>>
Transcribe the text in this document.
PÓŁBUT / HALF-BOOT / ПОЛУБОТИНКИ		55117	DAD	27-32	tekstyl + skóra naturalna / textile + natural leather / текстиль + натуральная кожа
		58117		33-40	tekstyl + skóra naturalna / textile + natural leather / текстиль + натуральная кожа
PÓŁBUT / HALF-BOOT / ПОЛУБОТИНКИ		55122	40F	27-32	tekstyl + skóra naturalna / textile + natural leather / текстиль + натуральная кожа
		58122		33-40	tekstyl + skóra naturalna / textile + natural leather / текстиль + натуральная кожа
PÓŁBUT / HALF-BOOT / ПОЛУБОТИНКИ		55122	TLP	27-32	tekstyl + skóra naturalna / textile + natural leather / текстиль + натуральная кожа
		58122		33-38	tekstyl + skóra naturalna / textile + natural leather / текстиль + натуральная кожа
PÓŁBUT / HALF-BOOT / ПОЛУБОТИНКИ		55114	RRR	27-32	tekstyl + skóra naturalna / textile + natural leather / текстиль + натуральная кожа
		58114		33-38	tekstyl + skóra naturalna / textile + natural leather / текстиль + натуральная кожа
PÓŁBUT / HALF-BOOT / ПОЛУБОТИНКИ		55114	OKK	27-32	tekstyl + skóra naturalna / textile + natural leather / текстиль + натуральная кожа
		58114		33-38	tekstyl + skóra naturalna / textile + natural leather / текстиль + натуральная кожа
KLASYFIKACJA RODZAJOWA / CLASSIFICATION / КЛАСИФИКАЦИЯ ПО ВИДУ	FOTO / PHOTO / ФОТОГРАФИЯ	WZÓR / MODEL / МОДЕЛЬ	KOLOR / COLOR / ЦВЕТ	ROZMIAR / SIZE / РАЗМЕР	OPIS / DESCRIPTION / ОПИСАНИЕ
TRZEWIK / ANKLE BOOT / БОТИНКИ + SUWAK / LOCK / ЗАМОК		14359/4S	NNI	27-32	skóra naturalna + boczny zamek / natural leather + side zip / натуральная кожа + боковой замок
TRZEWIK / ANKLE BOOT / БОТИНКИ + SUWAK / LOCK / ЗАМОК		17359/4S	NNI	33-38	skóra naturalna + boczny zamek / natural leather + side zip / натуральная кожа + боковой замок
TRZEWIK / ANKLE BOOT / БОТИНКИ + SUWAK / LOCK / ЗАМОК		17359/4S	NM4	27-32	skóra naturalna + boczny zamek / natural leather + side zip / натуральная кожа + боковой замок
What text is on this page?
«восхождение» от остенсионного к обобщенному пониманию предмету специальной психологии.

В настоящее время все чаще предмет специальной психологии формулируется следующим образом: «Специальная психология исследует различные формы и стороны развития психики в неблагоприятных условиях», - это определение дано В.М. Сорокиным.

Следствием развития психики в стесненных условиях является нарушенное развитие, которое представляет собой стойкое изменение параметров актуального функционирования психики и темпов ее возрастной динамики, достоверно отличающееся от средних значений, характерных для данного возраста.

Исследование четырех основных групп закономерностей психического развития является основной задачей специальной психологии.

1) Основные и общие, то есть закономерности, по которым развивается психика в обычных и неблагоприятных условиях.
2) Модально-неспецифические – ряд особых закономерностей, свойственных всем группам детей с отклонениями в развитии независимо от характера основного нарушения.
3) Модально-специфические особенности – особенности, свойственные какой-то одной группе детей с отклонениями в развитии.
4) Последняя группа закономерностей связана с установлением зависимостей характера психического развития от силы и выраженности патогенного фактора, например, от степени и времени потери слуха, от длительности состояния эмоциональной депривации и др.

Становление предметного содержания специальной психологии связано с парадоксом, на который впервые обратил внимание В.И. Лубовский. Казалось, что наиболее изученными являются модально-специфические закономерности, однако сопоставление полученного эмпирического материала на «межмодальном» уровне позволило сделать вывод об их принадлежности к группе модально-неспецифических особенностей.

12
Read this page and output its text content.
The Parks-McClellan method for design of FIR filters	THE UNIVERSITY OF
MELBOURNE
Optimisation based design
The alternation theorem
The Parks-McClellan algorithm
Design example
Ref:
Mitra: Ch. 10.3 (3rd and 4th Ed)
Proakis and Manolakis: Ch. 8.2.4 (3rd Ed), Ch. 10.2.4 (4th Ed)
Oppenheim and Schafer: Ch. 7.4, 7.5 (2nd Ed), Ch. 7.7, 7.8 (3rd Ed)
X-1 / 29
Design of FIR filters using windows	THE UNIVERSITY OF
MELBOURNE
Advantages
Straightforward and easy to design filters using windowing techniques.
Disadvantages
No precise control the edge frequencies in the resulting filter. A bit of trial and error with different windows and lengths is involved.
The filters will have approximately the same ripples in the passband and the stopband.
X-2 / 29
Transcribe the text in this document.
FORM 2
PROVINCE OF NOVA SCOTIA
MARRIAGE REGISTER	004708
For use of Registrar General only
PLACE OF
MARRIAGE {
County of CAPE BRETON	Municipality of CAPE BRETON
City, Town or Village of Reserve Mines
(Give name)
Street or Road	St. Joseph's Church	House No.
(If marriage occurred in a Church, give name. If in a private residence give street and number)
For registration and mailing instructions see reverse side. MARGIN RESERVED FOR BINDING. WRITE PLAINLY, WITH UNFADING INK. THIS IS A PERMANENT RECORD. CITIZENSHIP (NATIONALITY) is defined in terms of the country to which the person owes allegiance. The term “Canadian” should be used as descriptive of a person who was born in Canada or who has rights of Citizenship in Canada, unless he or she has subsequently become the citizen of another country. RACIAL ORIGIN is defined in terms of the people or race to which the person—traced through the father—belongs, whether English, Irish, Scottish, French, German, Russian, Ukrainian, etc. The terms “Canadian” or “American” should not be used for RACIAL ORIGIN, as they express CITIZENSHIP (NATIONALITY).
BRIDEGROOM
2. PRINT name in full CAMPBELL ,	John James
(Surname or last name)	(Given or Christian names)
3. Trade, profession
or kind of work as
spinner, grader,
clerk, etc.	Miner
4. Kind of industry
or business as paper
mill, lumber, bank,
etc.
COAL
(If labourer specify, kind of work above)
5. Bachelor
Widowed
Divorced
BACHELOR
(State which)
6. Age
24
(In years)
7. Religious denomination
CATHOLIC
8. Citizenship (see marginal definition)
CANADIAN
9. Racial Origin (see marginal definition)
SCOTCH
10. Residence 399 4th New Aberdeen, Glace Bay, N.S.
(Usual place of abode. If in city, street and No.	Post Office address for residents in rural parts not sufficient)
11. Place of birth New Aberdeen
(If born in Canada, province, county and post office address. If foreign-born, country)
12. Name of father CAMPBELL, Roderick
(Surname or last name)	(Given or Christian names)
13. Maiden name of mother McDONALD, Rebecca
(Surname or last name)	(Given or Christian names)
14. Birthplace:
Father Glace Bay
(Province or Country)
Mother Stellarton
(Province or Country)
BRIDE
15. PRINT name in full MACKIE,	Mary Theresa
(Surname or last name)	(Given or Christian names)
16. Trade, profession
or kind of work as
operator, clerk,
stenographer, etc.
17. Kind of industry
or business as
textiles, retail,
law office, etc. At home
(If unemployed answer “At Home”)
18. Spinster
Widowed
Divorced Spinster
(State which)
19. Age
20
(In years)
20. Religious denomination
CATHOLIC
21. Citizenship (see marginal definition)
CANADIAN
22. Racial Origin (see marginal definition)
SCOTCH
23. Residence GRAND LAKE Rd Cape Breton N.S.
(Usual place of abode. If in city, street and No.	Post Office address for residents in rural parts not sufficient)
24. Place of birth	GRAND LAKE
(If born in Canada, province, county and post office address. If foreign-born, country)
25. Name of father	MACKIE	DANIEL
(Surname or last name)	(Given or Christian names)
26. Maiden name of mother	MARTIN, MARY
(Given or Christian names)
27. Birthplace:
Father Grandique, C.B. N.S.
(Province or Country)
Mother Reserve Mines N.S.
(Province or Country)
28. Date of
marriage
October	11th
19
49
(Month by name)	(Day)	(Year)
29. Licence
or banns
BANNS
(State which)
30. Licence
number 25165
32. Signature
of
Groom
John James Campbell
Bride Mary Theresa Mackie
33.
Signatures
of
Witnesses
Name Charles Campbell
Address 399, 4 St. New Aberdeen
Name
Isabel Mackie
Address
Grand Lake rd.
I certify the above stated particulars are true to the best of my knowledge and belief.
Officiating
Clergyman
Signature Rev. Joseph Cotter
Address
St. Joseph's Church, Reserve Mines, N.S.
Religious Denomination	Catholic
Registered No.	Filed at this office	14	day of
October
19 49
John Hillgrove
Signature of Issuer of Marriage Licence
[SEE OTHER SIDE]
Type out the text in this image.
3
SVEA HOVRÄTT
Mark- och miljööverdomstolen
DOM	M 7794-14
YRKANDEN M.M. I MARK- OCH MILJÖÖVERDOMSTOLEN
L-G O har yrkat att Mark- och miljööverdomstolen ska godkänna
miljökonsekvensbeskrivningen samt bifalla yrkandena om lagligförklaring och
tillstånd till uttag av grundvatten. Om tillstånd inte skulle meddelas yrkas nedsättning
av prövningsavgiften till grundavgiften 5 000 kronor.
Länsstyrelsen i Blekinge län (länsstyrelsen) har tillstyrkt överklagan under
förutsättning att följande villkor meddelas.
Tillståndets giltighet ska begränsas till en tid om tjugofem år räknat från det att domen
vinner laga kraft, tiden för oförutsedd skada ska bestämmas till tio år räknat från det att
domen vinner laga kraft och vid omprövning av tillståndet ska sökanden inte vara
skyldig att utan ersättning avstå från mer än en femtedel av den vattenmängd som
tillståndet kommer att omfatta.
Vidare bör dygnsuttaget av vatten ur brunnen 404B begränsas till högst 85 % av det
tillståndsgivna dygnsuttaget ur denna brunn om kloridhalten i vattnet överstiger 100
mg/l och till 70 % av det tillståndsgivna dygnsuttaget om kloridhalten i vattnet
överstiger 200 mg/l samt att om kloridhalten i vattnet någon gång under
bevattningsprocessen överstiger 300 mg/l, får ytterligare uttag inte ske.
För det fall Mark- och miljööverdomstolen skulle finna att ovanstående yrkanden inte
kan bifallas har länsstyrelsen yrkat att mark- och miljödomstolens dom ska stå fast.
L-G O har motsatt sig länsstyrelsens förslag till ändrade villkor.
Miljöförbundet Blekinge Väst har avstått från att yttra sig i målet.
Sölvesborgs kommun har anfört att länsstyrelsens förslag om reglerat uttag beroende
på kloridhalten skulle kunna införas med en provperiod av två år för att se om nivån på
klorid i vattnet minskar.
<<
Goal: Search the entries for the word "inte" and gather every line where it appears.

Expected answer:
tillstånd till uttag av grundvatten. Om tillstånd inte skulle meddelas yrkas nedsättning
domen vinner laga kraft och vid omprövning av tillståndet ska sökanden inte vara
bevattningsprocessen överstiger 300 mg/l, får ytterligare uttag inte ske.
För det fall Mark- och miljööverdomstolen skulle finna att ovanstående yrkanden inte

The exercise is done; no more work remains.